WRITTEN INSTRUCTION
Each entry below must be repeated word for word.

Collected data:
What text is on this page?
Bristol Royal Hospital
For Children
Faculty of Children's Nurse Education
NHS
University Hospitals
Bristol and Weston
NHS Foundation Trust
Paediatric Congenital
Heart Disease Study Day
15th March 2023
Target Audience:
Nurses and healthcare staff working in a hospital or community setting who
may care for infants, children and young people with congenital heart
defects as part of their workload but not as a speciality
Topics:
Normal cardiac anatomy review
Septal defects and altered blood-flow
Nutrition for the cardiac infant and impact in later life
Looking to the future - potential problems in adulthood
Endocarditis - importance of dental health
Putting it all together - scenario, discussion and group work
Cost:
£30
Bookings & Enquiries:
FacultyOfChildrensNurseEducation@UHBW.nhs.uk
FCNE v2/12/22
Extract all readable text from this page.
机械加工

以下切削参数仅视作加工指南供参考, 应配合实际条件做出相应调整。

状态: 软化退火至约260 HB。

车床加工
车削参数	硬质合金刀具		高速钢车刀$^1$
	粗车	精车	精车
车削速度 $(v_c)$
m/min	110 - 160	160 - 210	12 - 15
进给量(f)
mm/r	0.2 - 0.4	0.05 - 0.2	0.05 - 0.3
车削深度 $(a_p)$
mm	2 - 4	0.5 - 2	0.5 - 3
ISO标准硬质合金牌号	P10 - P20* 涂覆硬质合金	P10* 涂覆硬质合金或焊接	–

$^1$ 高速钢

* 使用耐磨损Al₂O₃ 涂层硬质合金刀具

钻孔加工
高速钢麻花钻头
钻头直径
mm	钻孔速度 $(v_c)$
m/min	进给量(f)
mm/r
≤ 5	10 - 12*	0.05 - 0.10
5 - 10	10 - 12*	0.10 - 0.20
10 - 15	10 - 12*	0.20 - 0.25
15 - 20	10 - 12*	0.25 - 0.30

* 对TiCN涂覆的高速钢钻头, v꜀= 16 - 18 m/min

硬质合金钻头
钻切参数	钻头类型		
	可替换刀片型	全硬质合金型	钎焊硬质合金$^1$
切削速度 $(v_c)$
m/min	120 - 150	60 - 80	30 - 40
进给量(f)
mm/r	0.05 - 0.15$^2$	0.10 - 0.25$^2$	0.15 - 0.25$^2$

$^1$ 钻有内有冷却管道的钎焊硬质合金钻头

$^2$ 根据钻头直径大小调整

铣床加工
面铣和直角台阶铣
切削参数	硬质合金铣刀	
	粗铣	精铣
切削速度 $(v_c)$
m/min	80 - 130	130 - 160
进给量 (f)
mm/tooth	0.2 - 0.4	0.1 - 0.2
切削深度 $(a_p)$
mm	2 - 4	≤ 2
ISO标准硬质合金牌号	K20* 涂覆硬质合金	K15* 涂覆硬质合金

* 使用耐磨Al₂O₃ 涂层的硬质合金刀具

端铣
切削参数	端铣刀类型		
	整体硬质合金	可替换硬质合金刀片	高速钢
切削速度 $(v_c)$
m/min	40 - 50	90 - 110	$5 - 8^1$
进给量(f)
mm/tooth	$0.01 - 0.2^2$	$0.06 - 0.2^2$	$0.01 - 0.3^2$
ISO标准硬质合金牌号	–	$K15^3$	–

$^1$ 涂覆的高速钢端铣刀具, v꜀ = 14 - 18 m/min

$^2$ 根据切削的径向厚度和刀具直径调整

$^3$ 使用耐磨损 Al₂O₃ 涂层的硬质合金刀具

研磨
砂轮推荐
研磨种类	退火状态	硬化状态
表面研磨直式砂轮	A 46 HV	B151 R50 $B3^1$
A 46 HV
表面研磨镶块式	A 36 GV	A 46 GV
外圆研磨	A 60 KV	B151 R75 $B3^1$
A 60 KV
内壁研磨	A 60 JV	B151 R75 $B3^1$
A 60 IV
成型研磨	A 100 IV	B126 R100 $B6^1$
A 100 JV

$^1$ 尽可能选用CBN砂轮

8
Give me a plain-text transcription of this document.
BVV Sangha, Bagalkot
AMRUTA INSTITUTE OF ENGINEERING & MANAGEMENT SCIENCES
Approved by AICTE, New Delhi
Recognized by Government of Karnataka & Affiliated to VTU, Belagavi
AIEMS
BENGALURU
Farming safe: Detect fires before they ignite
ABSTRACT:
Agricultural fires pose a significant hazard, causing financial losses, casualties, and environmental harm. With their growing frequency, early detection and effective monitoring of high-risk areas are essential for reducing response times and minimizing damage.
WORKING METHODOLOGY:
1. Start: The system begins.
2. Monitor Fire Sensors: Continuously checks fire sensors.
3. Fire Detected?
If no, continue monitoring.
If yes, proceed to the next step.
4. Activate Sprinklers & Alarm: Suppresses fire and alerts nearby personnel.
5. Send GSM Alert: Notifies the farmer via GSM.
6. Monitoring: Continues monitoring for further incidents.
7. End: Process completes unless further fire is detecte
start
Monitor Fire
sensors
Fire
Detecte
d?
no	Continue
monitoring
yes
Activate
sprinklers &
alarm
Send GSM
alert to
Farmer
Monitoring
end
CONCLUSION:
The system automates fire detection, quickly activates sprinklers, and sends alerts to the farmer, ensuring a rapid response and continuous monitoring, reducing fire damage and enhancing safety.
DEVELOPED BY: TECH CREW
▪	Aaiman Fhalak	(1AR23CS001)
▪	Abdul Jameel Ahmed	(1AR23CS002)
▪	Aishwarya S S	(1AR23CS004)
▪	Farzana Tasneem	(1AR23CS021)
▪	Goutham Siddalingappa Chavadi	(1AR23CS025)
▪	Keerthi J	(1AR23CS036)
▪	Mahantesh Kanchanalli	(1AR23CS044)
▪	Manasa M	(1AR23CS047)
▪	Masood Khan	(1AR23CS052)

FINAL RESULT
What text is on this page?
Bristol Royal Hospital
For Children
Faculty of Children's Nurse Education
NHS
University Hospitals
Bristol and Weston
NHS Foundation Trust
Paediatric Congenital
Heart Disease Study Day
15th March 2023
Target Audience:
Nurses and healthcare staff working in a hospital or community setting who
may care for infants, children and young people with congenital heart
defects as part of their workload but not as a speciality
Topics:
Normal cardiac anatomy review
Septal defects and altered blood-flow
Nutrition for the cardiac infant and impact in later life
Looking to the future - potential problems in adulthood
Endocarditis - importance of dental health
Putting it all together - scenario, discussion and group work
Cost:
£30
Bookings & Enquiries:
FacultyOfChildrensNurseEducation@UHBW.nhs.uk
FCNE v2/12/22
Extract all readable text from this page.
机械加工

以下切削参数仅视作加工指南供参考, 应配合实际条件做出相应调整。

状态: 软化退火至约260 HB。

车床加工
车削参数	硬质合金刀具		高速钢车刀$^1$
	粗车	精车	精车
车削速度 $(v_c)$
m/min	110 - 160	160 - 210	12 - 15
进给量(f)
mm/r	0.2 - 0.4	0.05 - 0.2	0.05 - 0.3
车削深度 $(a_p)$
mm	2 - 4	0.5 - 2	0.5 - 3
ISO标准硬质合金牌号	P10 - P20* 涂覆硬质合金	P10* 涂覆硬质合金或焊接	–

$^1$ 高速钢

* 使用耐磨损Al₂O₃ 涂层硬质合金刀具

钻孔加工
高速钢麻花钻头
钻头直径
mm	钻孔速度 $(v_c)$
m/min	进给量(f)
mm/r
≤ 5	10 - 12*	0.05 - 0.10
5 - 10	10 - 12*	0.10 - 0.20
10 - 15	10 - 12*	0.20 - 0.25
15 - 20	10 - 12*	0.25 - 0.30

* 对TiCN涂覆的高速钢钻头, v꜀= 16 - 18 m/min

硬质合金钻头
钻切参数	钻头类型		
	可替换刀片型	全硬质合金型	钎焊硬质合金$^1$
切削速度 $(v_c)$
m/min	120 - 150	60 - 80	30 - 40
进给量(f)
mm/r	0.05 - 0.15$^2$	0.10 - 0.25$^2$	0.15 - 0.25$^2$

$^1$ 钻有内有冷却管道的钎焊硬质合金钻头

$^2$ 根据钻头直径大小调整

铣床加工
面铣和直角台阶铣
切削参数	硬质合金铣刀	
	粗铣	精铣
切削速度 $(v_c)$
m/min	80 - 130	130 - 160
进给量 (f)
mm/tooth	0.2 - 0.4	0.1 - 0.2
切削深度 $(a_p)$
mm	2 - 4	≤ 2
ISO标准硬质合金牌号	K20* 涂覆硬质合金	K15* 涂覆硬质合金

* 使用耐磨Al₂O₃ 涂层的硬质合金刀具

端铣
切削参数	端铣刀类型		
	整体硬质合金	可替换硬质合金刀片	高速钢
切削速度 $(v_c)$
m/min	40 - 50	90 - 110	$5 - 8^1$
进给量(f)
mm/tooth	$0.01 - 0.2^2$	$0.06 - 0.2^2$	$0.01 - 0.3^2$
ISO标准硬质合金牌号	–	$K15^3$	–

$^1$ 涂覆的高速钢端铣刀具, v꜀ = 14 - 18 m/min

$^2$ 根据切削的径向厚度和刀具直径调整

$^3$ 使用耐磨损 Al₂O₃ 涂层的硬质合金刀具

研磨
砂轮推荐
研磨种类	退火状态	硬化状态
表面研磨直式砂轮	A 46 HV	B151 R50 $B3^1$
A 46 HV
表面研磨镶块式	A 36 GV	A 46 GV
外圆研磨	A 60 KV	B151 R75 $B3^1$
A 60 KV
内壁研磨	A 60 JV	B151 R75 $B3^1$
A 60 IV
成型研磨	A 100 IV	B126 R100 $B6^1$
A 100 JV

$^1$ 尽可能选用CBN砂轮

8
Give me a plain-text transcription of this document.
BVV Sangha, Bagalkot
AMRUTA INSTITUTE OF ENGINEERING & MANAGEMENT SCIENCES
Approved by AICTE, New Delhi
Recognized by Government of Karnataka & Affiliated to VTU, Belagavi
AIEMS
BENGALURU
Farming safe: Detect fires before they ignite
ABSTRACT:
Agricultural fires pose a significant hazard, causing financial losses, casualties, and environmental harm. With their growing frequency, early detection and effective monitoring of high-risk areas are essential for reducing response times and minimizing damage.
WORKING METHODOLOGY:
1. Start: The system begins.
2. Monitor Fire Sensors: Continuously checks fire sensors.
3. Fire Detected?
If no, continue monitoring.
If yes, proceed to the next step.
4. Activate Sprinklers & Alarm: Suppresses fire and alerts nearby personnel.
5. Send GSM Alert: Notifies the farmer via GSM.
6. Monitoring: Continues monitoring for further incidents.
7. End: Process completes unless further fire is detecte
start
Monitor Fire
sensors
Fire
Detecte
d?
no	Continue
monitoring
yes
Activate
sprinklers &
alarm
Send GSM
alert to
Farmer
Monitoring
end
CONCLUSION:
The system automates fire detection, quickly activates sprinklers, and sends alerts to the farmer, ensuring a rapid response and continuous monitoring, reducing fire damage and enhancing safety.
DEVELOPED BY: TECH CREW
▪	Aaiman Fhalak	(1AR23CS001)
▪	Abdul Jameel Ahmed	(1AR23CS002)
▪	Aishwarya S S	(1AR23CS004)
▪	Farzana Tasneem	(1AR23CS021)
▪	Goutham Siddalingappa Chavadi	(1AR23CS025)
▪	Keerthi J	(1AR23CS036)
▪	Mahantesh Kanchanalli	(1AR23CS044)
▪	Manasa M	(1AR23CS047)
▪	Masood Khan	(1AR23CS052)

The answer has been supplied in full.